Task objective = Reproduce the data exactly and drop any pictures it holds.

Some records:

---+---

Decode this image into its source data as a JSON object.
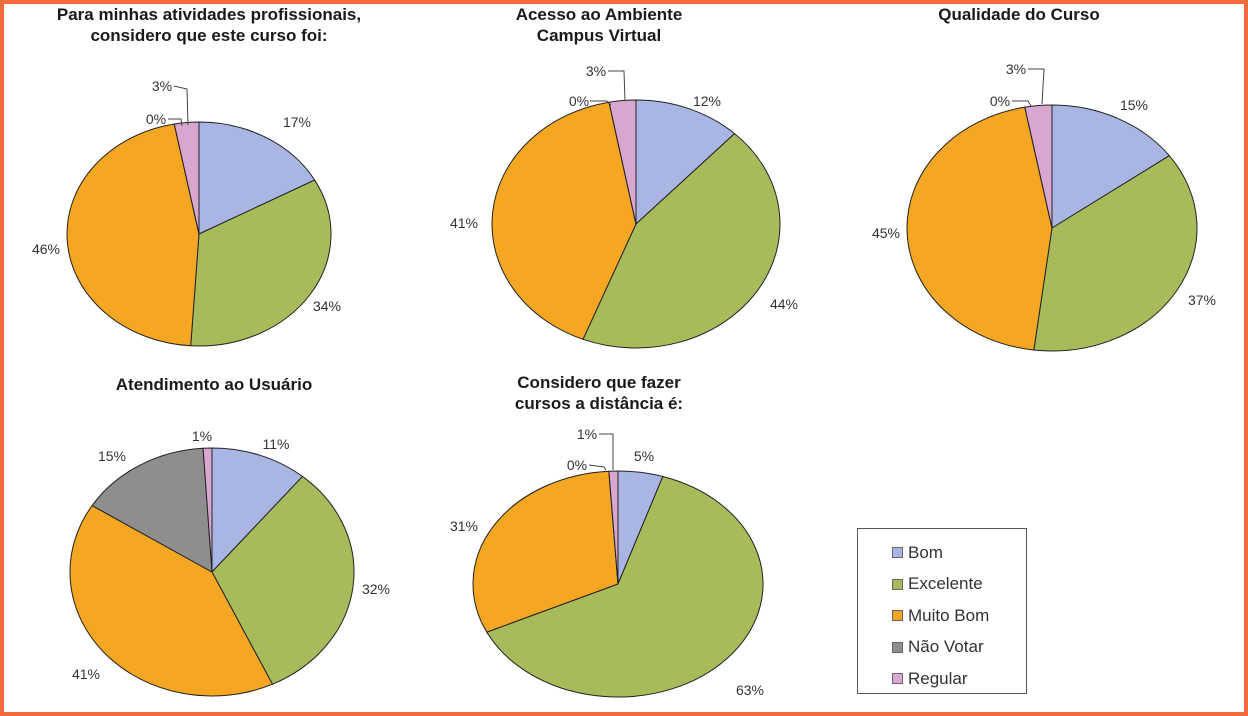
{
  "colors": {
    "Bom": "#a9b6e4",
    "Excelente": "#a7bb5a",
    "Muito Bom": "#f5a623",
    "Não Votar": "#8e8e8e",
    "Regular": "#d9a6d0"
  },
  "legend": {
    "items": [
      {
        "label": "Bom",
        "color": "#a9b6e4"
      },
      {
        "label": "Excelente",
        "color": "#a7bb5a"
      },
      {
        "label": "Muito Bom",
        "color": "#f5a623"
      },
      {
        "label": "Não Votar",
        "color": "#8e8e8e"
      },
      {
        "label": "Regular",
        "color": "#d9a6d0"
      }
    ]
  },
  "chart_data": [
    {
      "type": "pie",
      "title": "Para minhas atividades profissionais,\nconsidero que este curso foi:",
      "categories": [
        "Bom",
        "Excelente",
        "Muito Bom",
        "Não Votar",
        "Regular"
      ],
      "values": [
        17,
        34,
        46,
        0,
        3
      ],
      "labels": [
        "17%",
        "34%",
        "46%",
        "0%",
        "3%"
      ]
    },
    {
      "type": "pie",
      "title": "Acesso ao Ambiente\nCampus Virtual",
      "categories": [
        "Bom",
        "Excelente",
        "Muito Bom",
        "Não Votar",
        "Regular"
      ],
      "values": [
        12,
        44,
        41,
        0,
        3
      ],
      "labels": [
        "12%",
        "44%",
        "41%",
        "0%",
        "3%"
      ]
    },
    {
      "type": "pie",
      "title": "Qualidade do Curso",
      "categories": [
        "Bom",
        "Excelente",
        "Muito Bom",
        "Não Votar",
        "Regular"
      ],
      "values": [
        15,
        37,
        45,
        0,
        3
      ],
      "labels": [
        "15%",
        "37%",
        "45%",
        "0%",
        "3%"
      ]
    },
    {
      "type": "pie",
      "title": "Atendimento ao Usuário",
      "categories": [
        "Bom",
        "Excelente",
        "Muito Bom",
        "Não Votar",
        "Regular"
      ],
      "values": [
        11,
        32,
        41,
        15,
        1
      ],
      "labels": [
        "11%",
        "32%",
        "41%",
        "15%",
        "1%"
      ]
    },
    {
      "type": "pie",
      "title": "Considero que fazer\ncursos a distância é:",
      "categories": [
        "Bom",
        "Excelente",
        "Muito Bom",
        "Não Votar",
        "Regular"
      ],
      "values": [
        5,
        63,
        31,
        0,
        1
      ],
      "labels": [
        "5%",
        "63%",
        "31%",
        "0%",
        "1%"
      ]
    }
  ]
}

---+---

Written response =
Decode this image into its source data as a JSON object.
{
  "colors": {
    "Bom": "#a9b6e4",
    "Excelente": "#a7bb5a",
    "Muito Bom": "#f5a623",
    "Não Votar": "#8e8e8e",
    "Regular": "#d9a6d0"
  },
  "legend": {
    "items": [
      {
        "label": "Bom",
        "color": "#a9b6e4"
      },
      {
        "label": "Excelente",
        "color": "#a7bb5a"
      },
      {
        "label": "Muito Bom",
        "color": "#f5a623"
      },
      {
        "label": "Não Votar",
        "color": "#8e8e8e"
      },
      {
        "label": "Regular",
        "color": "#d9a6d0"
      }
    ]
  },
  "chart_data": [
    {
      "type": "pie",
      "title": "Para minhas atividades profissionais,\nconsidero que este curso foi:",
      "categories": [
        "Bom",
        "Excelente",
        "Muito Bom",
        "Não Votar",
        "Regular"
      ],
      "values": [
        17,
        34,
        46,
        0,
        3
      ],
      "labels": [
        "17%",
        "34%",
        "46%",
        "0%",
        "3%"
      ]
    },
    {
      "type": "pie",
      "title": "Acesso ao Ambiente\nCampus Virtual",
      "categories": [
        "Bom",
        "Excelente",
        "Muito Bom",
        "Não Votar",
        "Regular"
      ],
      "values": [
        12,
        44,
        41,
        0,
        3
      ],
      "labels": [
        "12%",
        "44%",
        "41%",
        "0%",
        "3%"
      ]
    },
    {
      "type": "pie",
      "title": "Qualidade do Curso",
      "categories": [
        "Bom",
        "Excelente",
        "Muito Bom",
        "Não Votar",
        "Regular"
      ],
      "values": [
        15,
        37,
        45,
        0,
        3
      ],
      "labels": [
        "15%",
        "37%",
        "45%",
        "0%",
        "3%"
      ]
    },
    {
      "type": "pie",
      "title": "Atendimento ao Usuário",
      "categories": [
        "Bom",
        "Excelente",
        "Muito Bom",
        "Não Votar",
        "Regular"
      ],
      "values": [
        11,
        32,
        41,
        15,
        1
      ],
      "labels": [
        "11%",
        "32%",
        "41%",
        "15%",
        "1%"
      ]
    },
    {
      "type": "pie",
      "title": "Considero que fazer\ncursos a distância é:",
      "categories": [
        "Bom",
        "Excelente",
        "Muito Bom",
        "Não Votar",
        "Regular"
      ],
      "values": [
        5,
        63,
        31,
        0,
        1
      ],
      "labels": [
        "5%",
        "63%",
        "31%",
        "0%",
        "1%"
      ]
    }
  ]
}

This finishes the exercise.